AIM: From the entries that follow, list every line in which the string "JSON" appears.

SUPPLIED MATERIAL:
------
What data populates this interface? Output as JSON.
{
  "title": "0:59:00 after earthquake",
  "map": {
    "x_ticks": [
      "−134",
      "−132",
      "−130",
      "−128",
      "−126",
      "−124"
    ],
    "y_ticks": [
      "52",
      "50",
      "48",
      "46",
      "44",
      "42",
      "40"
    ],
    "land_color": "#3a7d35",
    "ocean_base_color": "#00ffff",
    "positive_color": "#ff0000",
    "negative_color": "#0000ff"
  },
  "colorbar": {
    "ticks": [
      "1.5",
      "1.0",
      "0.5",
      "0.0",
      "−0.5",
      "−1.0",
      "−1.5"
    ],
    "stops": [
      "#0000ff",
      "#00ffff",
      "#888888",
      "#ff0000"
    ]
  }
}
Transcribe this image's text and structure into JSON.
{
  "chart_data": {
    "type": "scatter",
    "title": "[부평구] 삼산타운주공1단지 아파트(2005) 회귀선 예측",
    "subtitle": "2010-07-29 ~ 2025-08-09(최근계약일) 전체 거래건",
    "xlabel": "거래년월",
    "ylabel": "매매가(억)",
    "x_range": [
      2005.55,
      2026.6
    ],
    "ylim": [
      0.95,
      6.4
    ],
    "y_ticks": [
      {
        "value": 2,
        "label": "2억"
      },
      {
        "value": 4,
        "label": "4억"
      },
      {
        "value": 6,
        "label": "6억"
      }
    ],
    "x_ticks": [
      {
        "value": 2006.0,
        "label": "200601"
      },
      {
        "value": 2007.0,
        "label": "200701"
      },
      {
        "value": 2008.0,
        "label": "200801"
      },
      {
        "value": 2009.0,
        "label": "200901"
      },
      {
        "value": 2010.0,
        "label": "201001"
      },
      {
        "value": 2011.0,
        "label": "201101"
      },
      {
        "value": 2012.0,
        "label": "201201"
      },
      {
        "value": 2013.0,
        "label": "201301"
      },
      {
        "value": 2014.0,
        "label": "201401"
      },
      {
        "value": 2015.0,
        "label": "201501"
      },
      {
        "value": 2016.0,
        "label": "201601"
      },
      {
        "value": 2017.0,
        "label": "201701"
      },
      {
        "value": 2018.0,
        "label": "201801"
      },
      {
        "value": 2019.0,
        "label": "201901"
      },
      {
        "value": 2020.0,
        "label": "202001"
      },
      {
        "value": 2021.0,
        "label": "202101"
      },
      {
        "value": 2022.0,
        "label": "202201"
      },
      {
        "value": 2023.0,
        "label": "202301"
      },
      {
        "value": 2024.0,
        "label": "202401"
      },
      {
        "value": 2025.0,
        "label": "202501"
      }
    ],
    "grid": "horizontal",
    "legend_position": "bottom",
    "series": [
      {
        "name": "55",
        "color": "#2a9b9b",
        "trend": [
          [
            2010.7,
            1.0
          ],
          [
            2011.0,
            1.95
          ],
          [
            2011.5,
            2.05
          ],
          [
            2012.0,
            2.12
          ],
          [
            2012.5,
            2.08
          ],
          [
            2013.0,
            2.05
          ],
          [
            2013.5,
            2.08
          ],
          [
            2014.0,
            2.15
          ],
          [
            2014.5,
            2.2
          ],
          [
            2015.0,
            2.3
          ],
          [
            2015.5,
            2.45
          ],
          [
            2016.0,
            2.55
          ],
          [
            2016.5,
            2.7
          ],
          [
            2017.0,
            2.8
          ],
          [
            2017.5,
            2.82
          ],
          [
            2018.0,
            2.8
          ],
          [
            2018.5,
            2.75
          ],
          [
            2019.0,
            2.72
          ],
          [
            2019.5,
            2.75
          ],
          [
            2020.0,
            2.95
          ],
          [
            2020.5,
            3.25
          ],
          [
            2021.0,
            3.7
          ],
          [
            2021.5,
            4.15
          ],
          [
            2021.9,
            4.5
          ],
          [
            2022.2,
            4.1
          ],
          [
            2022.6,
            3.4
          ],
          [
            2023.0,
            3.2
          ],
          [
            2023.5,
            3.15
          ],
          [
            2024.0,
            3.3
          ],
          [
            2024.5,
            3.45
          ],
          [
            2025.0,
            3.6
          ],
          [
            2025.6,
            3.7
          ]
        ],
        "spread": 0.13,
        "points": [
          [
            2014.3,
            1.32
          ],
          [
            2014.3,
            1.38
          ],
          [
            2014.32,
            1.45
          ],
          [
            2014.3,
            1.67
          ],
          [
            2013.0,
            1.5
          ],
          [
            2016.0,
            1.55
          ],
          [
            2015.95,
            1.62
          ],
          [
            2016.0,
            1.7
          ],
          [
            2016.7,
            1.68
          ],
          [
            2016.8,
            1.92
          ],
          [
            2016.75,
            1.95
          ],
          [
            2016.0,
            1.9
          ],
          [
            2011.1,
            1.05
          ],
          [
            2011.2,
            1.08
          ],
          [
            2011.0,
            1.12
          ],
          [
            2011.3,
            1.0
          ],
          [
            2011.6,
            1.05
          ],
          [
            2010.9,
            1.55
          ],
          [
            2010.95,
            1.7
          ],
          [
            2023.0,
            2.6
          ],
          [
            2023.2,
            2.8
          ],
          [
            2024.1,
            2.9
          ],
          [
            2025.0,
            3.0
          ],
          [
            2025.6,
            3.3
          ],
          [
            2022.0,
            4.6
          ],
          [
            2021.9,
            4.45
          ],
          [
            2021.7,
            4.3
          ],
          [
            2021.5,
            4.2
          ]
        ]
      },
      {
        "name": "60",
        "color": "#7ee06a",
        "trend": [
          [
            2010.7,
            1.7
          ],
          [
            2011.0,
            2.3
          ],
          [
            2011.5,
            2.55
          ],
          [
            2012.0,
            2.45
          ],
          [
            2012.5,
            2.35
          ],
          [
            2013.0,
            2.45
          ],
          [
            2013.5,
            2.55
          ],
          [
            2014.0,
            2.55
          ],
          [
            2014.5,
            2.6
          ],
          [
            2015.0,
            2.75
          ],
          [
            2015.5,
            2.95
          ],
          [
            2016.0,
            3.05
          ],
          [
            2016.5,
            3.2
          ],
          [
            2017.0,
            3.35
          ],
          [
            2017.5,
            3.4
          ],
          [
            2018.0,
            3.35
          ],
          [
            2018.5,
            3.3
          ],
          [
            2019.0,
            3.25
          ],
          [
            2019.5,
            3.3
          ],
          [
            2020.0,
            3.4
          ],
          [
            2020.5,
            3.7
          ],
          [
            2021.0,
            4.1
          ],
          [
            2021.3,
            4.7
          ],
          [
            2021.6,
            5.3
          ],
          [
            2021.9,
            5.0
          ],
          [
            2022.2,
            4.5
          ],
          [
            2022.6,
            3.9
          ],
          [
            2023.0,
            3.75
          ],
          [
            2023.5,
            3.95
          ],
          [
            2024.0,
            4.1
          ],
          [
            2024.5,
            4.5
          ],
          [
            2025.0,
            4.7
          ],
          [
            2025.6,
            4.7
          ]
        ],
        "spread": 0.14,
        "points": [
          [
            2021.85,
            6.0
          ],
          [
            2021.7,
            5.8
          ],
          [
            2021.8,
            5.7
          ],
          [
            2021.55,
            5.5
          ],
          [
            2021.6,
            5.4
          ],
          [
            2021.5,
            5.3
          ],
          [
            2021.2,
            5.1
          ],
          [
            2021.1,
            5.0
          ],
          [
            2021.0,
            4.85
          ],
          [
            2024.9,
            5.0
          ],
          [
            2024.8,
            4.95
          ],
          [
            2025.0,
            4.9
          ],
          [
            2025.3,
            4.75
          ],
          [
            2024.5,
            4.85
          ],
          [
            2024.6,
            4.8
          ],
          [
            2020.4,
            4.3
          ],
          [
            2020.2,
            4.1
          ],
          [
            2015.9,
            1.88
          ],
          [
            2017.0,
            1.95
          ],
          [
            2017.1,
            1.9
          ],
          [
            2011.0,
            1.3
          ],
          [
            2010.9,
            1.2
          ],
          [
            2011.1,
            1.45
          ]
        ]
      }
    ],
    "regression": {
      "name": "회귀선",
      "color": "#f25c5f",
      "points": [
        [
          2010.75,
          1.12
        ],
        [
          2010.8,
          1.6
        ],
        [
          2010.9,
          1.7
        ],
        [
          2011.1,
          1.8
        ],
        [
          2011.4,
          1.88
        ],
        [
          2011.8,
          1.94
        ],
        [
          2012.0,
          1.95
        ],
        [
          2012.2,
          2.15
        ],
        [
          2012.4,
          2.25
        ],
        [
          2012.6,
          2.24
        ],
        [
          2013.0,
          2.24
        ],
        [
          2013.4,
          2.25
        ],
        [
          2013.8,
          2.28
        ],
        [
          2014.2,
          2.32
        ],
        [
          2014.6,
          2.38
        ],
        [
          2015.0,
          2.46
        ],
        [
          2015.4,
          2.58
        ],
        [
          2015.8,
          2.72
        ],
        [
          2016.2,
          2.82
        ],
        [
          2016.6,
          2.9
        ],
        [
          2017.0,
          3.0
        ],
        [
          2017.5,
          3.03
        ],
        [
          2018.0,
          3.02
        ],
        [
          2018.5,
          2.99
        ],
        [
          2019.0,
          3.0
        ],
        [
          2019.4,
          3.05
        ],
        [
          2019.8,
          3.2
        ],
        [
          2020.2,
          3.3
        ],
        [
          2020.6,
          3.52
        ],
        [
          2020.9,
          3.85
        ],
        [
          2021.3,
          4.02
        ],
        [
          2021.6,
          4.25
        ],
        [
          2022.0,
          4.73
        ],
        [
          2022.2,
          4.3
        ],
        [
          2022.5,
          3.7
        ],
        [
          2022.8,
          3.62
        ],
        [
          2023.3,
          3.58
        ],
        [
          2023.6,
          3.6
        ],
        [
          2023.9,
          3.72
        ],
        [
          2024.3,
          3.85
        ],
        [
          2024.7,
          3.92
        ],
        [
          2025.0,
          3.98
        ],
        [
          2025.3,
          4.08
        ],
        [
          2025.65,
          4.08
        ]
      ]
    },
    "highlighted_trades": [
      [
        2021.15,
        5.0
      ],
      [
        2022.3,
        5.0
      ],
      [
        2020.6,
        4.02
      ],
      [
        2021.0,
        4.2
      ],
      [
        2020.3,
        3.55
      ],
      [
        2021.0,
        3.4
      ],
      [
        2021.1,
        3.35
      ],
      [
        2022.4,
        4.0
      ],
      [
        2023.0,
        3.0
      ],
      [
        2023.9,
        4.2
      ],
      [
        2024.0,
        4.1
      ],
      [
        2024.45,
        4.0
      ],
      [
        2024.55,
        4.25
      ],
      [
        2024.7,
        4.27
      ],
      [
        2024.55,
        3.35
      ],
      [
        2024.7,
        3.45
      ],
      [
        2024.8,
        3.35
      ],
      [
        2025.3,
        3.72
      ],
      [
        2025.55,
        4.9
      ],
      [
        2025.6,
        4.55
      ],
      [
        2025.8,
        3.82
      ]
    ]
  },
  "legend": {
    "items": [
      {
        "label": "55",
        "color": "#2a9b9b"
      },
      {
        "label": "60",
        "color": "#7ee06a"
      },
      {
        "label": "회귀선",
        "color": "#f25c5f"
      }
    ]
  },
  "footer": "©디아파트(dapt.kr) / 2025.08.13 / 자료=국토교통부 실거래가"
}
------
PROBLEM SOLUTION:
What data populates this interface? Output as JSON.
Transcribe this image's text and structure into JSON.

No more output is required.